Problem: Read through the data and report every line in which the word "level" occurs.

Dataset rows:
--- Begin ---

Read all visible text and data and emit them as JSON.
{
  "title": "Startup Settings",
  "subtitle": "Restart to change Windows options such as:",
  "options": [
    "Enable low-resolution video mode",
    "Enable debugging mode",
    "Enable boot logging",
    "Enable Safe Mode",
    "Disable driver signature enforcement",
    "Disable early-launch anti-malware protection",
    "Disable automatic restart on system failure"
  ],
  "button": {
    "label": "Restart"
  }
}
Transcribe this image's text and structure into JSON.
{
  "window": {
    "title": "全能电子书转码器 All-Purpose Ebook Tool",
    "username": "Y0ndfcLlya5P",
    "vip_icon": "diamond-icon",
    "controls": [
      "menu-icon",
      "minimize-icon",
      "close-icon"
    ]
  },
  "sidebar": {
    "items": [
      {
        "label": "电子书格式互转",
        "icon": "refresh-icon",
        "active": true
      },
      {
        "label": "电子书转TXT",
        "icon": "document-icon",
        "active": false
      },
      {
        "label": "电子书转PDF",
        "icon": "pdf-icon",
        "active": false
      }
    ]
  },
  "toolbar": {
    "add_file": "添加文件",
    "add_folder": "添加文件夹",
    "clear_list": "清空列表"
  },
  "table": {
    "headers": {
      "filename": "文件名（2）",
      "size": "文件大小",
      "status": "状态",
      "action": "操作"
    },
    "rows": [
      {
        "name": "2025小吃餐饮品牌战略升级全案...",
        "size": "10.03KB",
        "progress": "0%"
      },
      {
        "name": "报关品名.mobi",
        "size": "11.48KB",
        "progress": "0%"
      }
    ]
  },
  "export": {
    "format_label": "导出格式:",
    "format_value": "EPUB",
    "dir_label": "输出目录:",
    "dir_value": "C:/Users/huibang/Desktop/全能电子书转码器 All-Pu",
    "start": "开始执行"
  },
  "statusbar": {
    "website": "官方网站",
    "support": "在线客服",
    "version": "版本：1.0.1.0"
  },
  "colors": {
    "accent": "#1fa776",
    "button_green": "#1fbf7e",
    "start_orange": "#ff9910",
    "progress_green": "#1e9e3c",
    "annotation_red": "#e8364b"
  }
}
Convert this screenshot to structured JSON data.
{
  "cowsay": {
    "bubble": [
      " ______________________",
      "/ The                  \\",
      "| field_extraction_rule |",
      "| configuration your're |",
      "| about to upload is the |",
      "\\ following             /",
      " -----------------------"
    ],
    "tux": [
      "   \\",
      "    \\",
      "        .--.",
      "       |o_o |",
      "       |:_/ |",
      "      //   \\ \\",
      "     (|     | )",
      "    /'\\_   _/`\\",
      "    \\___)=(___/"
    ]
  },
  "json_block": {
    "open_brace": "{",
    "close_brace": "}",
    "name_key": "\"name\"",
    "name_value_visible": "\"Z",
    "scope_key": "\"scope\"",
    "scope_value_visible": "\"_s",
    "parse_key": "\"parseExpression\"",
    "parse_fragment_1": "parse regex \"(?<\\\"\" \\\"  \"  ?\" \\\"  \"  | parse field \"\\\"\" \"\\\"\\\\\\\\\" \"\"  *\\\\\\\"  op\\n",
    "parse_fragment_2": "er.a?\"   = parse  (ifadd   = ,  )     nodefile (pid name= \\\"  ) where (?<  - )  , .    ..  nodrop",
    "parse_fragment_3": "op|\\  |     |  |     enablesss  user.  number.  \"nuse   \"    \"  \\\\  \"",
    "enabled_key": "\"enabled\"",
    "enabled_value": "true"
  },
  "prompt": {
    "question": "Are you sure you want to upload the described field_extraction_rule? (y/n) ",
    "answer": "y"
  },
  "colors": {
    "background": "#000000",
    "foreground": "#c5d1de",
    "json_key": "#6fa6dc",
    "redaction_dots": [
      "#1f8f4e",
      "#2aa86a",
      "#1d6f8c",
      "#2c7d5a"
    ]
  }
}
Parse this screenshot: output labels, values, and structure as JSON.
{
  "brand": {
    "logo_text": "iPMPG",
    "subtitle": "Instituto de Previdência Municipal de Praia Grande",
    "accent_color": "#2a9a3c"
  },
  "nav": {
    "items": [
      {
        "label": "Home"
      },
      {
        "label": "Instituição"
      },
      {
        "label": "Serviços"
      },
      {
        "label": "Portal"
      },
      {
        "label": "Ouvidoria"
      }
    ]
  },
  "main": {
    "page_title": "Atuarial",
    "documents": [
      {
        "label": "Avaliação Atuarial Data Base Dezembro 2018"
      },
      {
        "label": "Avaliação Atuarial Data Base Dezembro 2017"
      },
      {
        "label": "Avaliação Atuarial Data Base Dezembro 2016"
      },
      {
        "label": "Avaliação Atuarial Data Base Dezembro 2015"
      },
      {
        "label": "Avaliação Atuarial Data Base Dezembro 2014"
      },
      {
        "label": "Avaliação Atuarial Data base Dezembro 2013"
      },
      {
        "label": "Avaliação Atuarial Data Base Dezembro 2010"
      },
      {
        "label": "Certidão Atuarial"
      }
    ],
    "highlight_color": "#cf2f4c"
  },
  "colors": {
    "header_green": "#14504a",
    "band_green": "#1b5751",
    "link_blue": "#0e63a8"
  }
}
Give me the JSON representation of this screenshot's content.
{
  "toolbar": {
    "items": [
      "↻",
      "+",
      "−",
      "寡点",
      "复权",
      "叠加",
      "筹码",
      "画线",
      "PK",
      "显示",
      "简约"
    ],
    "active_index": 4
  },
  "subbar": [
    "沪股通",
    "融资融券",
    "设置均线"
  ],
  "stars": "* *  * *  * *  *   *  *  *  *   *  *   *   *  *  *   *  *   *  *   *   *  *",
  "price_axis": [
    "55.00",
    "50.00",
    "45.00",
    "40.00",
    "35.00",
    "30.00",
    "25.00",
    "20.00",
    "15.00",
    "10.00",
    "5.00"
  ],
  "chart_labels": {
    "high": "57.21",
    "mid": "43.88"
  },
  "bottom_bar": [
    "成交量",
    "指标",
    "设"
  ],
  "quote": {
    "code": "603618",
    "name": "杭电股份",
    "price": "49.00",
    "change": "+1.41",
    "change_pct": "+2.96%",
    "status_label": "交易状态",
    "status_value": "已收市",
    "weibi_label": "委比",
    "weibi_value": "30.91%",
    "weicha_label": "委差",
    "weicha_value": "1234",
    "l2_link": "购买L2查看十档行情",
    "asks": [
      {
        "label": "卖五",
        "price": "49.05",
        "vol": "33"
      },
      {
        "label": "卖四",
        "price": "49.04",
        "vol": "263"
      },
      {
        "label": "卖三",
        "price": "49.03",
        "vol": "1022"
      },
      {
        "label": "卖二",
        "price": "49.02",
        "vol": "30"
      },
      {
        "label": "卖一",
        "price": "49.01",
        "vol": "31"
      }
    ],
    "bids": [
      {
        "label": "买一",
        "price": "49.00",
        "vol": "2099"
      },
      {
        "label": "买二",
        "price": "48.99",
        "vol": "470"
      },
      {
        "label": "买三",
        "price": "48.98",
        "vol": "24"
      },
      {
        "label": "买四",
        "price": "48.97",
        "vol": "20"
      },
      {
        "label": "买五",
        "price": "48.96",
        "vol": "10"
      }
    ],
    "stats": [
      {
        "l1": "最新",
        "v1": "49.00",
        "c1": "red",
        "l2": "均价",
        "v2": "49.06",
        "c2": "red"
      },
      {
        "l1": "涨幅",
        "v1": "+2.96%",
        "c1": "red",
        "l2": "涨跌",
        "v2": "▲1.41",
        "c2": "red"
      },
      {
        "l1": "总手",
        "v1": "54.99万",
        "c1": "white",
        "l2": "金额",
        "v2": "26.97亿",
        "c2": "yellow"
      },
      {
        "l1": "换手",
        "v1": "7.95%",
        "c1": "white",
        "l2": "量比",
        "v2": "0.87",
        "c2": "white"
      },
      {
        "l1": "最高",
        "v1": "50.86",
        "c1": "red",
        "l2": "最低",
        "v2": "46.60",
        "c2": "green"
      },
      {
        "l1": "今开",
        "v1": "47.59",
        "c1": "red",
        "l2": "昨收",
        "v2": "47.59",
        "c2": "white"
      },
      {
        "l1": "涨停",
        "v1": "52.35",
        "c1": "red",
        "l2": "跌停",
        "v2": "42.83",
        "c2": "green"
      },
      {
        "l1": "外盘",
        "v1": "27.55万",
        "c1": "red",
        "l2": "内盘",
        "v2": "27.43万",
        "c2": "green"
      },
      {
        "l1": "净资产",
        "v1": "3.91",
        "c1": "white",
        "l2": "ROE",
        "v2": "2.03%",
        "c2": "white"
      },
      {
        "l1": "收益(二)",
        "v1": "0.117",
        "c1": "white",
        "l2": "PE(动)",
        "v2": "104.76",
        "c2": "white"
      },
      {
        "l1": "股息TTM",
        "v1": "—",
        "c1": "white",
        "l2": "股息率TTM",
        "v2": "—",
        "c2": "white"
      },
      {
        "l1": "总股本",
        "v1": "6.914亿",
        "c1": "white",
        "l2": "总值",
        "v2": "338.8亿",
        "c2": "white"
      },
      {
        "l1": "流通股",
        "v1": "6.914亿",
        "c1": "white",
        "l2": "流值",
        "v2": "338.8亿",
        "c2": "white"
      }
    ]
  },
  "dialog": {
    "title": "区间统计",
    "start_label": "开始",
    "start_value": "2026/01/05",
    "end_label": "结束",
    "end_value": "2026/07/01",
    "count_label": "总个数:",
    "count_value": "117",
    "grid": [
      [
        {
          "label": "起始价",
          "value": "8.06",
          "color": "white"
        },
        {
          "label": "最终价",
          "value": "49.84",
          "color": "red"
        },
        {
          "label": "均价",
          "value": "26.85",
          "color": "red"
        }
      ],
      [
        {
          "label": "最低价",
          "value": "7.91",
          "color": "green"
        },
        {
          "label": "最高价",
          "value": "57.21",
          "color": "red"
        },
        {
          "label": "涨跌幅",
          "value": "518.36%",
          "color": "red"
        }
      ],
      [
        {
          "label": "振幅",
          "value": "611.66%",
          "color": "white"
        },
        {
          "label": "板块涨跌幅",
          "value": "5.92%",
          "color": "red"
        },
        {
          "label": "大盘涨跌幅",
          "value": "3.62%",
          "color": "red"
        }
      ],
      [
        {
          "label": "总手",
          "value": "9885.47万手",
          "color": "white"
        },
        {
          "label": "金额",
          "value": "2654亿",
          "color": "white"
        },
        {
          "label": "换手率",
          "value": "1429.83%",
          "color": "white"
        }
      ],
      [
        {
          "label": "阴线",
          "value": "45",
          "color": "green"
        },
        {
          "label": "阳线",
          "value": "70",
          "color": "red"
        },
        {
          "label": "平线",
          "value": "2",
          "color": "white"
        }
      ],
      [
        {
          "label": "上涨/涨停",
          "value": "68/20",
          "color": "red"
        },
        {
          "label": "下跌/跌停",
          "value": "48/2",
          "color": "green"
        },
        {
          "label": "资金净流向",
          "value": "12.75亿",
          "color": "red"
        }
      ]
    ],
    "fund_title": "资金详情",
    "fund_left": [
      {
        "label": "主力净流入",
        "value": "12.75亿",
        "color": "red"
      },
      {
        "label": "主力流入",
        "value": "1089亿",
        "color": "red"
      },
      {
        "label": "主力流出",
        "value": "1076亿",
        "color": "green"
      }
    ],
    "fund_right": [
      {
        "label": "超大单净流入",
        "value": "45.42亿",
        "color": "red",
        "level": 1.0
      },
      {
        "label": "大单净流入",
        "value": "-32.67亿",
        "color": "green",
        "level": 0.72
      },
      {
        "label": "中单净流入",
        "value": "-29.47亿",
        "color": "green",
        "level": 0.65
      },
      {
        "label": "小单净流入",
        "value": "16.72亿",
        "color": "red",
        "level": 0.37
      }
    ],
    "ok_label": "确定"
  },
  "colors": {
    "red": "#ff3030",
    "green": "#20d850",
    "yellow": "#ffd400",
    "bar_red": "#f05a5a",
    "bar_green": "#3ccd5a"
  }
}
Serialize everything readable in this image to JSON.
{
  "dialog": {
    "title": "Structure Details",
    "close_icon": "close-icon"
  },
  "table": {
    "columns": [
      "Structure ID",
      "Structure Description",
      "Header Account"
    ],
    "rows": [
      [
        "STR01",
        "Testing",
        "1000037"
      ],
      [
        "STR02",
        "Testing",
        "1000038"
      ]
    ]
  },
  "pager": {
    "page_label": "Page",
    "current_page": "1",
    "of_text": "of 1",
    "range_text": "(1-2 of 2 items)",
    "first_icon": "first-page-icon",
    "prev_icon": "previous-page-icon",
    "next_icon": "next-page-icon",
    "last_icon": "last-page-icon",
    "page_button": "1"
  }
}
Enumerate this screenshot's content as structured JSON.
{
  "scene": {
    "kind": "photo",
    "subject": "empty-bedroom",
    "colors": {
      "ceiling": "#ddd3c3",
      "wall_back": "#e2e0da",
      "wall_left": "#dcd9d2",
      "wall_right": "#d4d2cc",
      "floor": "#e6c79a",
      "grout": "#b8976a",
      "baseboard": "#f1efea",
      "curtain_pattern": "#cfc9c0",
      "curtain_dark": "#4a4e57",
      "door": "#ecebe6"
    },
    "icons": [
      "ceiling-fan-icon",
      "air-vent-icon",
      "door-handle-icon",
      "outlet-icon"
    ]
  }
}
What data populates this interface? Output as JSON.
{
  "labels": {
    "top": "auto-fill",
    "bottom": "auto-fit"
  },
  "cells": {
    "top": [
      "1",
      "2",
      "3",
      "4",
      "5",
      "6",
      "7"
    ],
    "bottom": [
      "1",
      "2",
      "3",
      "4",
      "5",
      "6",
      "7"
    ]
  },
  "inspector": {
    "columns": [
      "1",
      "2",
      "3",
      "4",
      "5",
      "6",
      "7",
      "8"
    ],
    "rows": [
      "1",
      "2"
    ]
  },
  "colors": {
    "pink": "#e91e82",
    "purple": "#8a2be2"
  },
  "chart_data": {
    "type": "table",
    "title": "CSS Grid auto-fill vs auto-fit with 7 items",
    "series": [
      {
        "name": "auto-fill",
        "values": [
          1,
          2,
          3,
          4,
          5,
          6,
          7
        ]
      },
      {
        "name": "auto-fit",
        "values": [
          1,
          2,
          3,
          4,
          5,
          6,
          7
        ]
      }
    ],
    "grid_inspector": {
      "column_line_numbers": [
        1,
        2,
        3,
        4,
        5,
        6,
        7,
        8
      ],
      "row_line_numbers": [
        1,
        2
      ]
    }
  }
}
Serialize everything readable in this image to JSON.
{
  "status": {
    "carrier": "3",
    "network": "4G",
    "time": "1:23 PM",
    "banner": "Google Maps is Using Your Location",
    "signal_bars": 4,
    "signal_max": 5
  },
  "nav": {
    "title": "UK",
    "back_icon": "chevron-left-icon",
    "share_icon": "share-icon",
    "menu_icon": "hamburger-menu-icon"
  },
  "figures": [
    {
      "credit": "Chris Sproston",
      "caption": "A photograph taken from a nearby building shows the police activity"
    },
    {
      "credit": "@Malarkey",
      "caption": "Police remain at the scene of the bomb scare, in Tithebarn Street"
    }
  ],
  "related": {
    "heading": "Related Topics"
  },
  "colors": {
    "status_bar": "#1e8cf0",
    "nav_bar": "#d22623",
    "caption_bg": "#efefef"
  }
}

--- End ---

Expected answer:
        "level": 1.0
        "level": 0.72
        "level": 0.65
        "level": 0.37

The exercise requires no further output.